Dataset -
---*---

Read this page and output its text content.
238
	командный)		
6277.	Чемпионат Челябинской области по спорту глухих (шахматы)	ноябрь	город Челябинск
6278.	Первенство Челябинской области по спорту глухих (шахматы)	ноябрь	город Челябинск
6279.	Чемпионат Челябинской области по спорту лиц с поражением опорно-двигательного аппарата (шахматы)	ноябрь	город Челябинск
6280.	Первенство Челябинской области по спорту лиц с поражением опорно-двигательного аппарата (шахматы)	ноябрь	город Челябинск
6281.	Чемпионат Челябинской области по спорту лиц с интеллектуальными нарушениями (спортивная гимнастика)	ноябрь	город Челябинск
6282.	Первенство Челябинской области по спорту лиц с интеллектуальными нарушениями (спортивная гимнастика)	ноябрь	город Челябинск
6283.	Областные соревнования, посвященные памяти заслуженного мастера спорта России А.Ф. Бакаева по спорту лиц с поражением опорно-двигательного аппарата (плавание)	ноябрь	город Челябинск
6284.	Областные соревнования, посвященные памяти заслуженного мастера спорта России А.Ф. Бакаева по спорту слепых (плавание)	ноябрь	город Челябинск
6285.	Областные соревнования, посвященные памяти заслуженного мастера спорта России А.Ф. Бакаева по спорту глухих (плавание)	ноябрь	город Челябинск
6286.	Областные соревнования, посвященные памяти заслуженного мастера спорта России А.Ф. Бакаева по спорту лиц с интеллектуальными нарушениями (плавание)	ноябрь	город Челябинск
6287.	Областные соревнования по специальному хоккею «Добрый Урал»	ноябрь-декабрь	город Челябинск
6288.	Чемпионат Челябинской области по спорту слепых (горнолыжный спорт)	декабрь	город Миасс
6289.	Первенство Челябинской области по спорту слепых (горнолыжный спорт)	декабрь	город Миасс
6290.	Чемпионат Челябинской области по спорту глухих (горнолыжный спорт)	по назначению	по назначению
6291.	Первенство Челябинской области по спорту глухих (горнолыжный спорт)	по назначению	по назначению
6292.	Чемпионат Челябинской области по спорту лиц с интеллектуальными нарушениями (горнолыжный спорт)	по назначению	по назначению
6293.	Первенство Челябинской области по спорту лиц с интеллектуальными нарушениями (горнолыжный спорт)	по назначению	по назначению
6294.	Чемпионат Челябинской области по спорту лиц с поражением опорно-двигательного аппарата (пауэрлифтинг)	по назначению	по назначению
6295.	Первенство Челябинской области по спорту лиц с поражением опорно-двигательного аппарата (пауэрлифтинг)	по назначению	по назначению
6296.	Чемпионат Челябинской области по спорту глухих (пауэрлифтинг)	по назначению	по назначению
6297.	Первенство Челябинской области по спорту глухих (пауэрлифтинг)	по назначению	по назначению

---*---

What this task involves -
Each line in the material above must be retyped without alteration.

Complete response -
Read this page and output its text content.
238
	командный)		
6277.	Чемпионат Челябинской области по спорту глухих (шахматы)	ноябрь	город Челябинск
6278.	Первенство Челябинской области по спорту глухих (шахматы)	ноябрь	город Челябинск
6279.	Чемпионат Челябинской области по спорту лиц с поражением опорно-двигательного аппарата (шахматы)	ноябрь	город Челябинск
6280.	Первенство Челябинской области по спорту лиц с поражением опорно-двигательного аппарата (шахматы)	ноябрь	город Челябинск
6281.	Чемпионат Челябинской области по спорту лиц с интеллектуальными нарушениями (спортивная гимнастика)	ноябрь	город Челябинск
6282.	Первенство Челябинской области по спорту лиц с интеллектуальными нарушениями (спортивная гимнастика)	ноябрь	город Челябинск
6283.	Областные соревнования, посвященные памяти заслуженного мастера спорта России А.Ф. Бакаева по спорту лиц с поражением опорно-двигательного аппарата (плавание)	ноябрь	город Челябинск
6284.	Областные соревнования, посвященные памяти заслуженного мастера спорта России А.Ф. Бакаева по спорту слепых (плавание)	ноябрь	город Челябинск
6285.	Областные соревнования, посвященные памяти заслуженного мастера спорта России А.Ф. Бакаева по спорту глухих (плавание)	ноябрь	город Челябинск
6286.	Областные соревнования, посвященные памяти заслуженного мастера спорта России А.Ф. Бакаева по спорту лиц с интеллектуальными нарушениями (плавание)	ноябрь	город Челябинск
6287.	Областные соревнования по специальному хоккею «Добрый Урал»	ноябрь-декабрь	город Челябинск
6288.	Чемпионат Челябинской области по спорту слепых (горнолыжный спорт)	декабрь	город Миасс
6289.	Первенство Челябинской области по спорту слепых (горнолыжный спорт)	декабрь	город Миасс
6290.	Чемпионат Челябинской области по спорту глухих (горнолыжный спорт)	по назначению	по назначению
6291.	Первенство Челябинской области по спорту глухих (горнолыжный спорт)	по назначению	по назначению
6292.	Чемпионат Челябинской области по спорту лиц с интеллектуальными нарушениями (горнолыжный спорт)	по назначению	по назначению
6293.	Первенство Челябинской области по спорту лиц с интеллектуальными нарушениями (горнолыжный спорт)	по назначению	по назначению
6294.	Чемпионат Челябинской области по спорту лиц с поражением опорно-двигательного аппарата (пауэрлифтинг)	по назначению	по назначению
6295.	Первенство Челябинской области по спорту лиц с поражением опорно-двигательного аппарата (пауэрлифтинг)	по назначению	по назначению
6296.	Чемпионат Челябинской области по спорту глухих (пауэрлифтинг)	по назначению	по назначению
6297.	Первенство Челябинской области по спорту глухих (пауэрлифтинг)	по назначению	по назначению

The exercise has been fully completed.